WHAT TO WORK ON -> Write out the data again exactly, skipping every picture.
────────────────────
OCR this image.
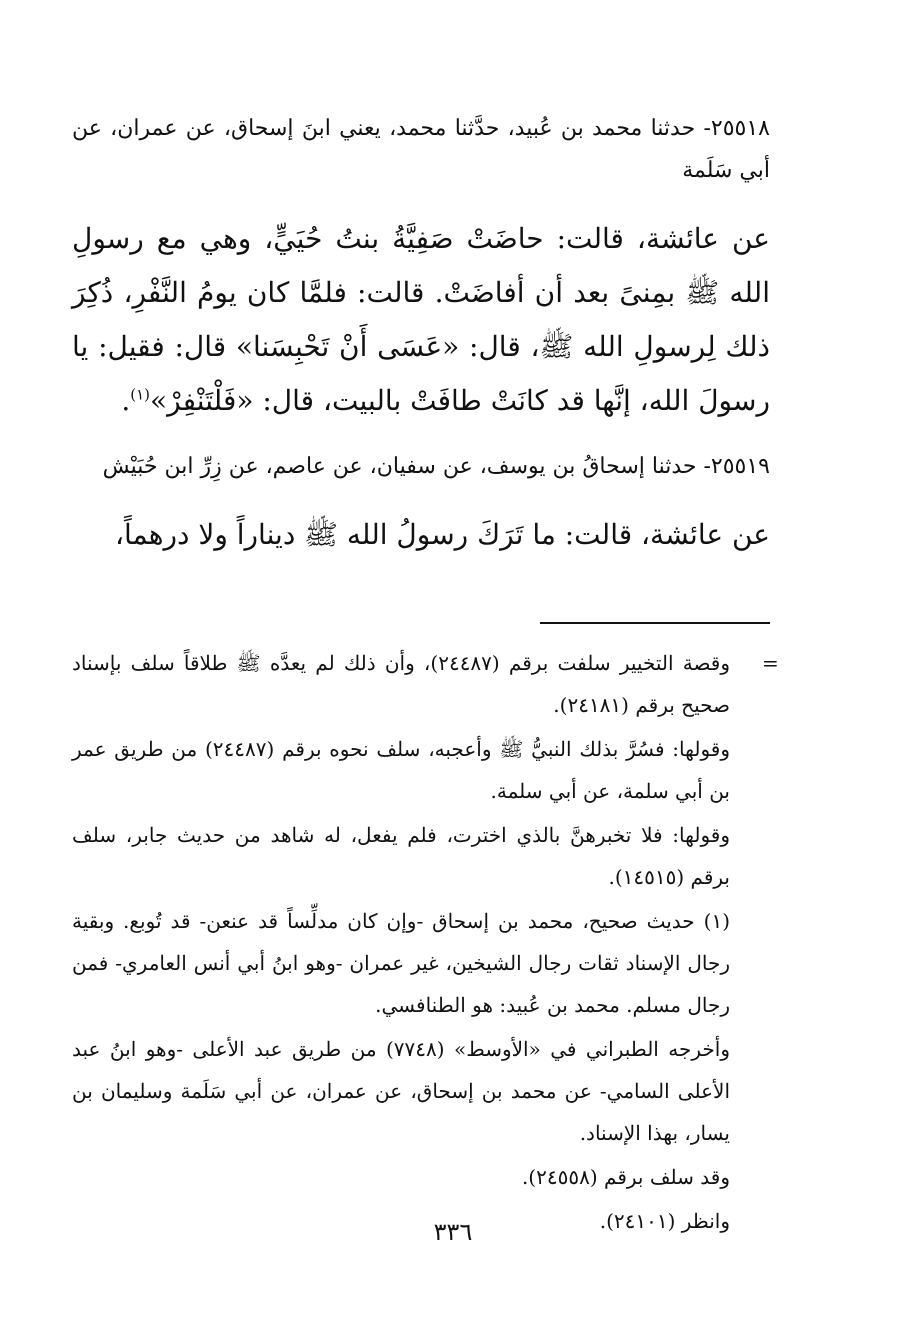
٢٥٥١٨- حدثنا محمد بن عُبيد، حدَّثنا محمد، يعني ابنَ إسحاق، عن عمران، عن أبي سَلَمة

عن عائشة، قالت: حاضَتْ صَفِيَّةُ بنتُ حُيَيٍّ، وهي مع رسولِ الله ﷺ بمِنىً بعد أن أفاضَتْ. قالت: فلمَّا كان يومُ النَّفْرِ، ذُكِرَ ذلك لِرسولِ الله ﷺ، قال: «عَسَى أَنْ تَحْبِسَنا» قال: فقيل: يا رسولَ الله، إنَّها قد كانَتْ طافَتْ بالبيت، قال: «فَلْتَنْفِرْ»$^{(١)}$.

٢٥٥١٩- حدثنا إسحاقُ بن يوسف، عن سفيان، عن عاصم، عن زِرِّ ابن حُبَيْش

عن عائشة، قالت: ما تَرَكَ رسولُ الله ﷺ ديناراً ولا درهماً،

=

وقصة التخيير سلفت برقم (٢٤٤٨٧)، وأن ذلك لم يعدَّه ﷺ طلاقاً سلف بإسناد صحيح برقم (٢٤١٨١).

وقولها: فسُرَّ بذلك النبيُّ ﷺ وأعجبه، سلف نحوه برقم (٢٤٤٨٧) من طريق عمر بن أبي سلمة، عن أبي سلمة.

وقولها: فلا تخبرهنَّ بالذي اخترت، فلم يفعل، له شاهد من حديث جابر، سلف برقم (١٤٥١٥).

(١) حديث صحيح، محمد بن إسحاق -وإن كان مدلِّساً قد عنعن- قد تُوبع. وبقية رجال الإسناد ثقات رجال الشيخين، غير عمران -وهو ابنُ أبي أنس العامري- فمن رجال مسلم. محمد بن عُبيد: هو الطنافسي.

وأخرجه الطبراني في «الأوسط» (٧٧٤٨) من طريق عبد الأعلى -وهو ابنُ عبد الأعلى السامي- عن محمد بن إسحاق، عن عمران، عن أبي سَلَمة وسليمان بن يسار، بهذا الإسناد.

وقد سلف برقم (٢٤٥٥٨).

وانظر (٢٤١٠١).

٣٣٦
────────────────────
PROBLEM SOLUTION ->
OCR this image.
٢٥٥١٨- حدثنا محمد بن عُبيد، حدَّثنا محمد، يعني ابنَ إسحاق، عن عمران، عن أبي سَلَمة

عن عائشة، قالت: حاضَتْ صَفِيَّةُ بنتُ حُيَيٍّ، وهي مع رسولِ الله ﷺ بمِنىً بعد أن أفاضَتْ. قالت: فلمَّا كان يومُ النَّفْرِ، ذُكِرَ ذلك لِرسولِ الله ﷺ، قال: «عَسَى أَنْ تَحْبِسَنا» قال: فقيل: يا رسولَ الله، إنَّها قد كانَتْ طافَتْ بالبيت، قال: «فَلْتَنْفِرْ»$^{(١)}$.

٢٥٥١٩- حدثنا إسحاقُ بن يوسف، عن سفيان، عن عاصم، عن زِرِّ ابن حُبَيْش

عن عائشة، قالت: ما تَرَكَ رسولُ الله ﷺ ديناراً ولا درهماً،

=

وقصة التخيير سلفت برقم (٢٤٤٨٧)، وأن ذلك لم يعدَّه ﷺ طلاقاً سلف بإسناد صحيح برقم (٢٤١٨١).

وقولها: فسُرَّ بذلك النبيُّ ﷺ وأعجبه، سلف نحوه برقم (٢٤٤٨٧) من طريق عمر بن أبي سلمة، عن أبي سلمة.

وقولها: فلا تخبرهنَّ بالذي اخترت، فلم يفعل، له شاهد من حديث جابر، سلف برقم (١٤٥١٥).

(١) حديث صحيح، محمد بن إسحاق -وإن كان مدلِّساً قد عنعن- قد تُوبع. وبقية رجال الإسناد ثقات رجال الشيخين، غير عمران -وهو ابنُ أبي أنس العامري- فمن رجال مسلم. محمد بن عُبيد: هو الطنافسي.

وأخرجه الطبراني في «الأوسط» (٧٧٤٨) من طريق عبد الأعلى -وهو ابنُ عبد الأعلى السامي- عن محمد بن إسحاق، عن عمران، عن أبي سَلَمة وسليمان بن يسار، بهذا الإسناد.

وقد سلف برقم (٢٤٥٥٨).

وانظر (٢٤١٠١).

٣٣٦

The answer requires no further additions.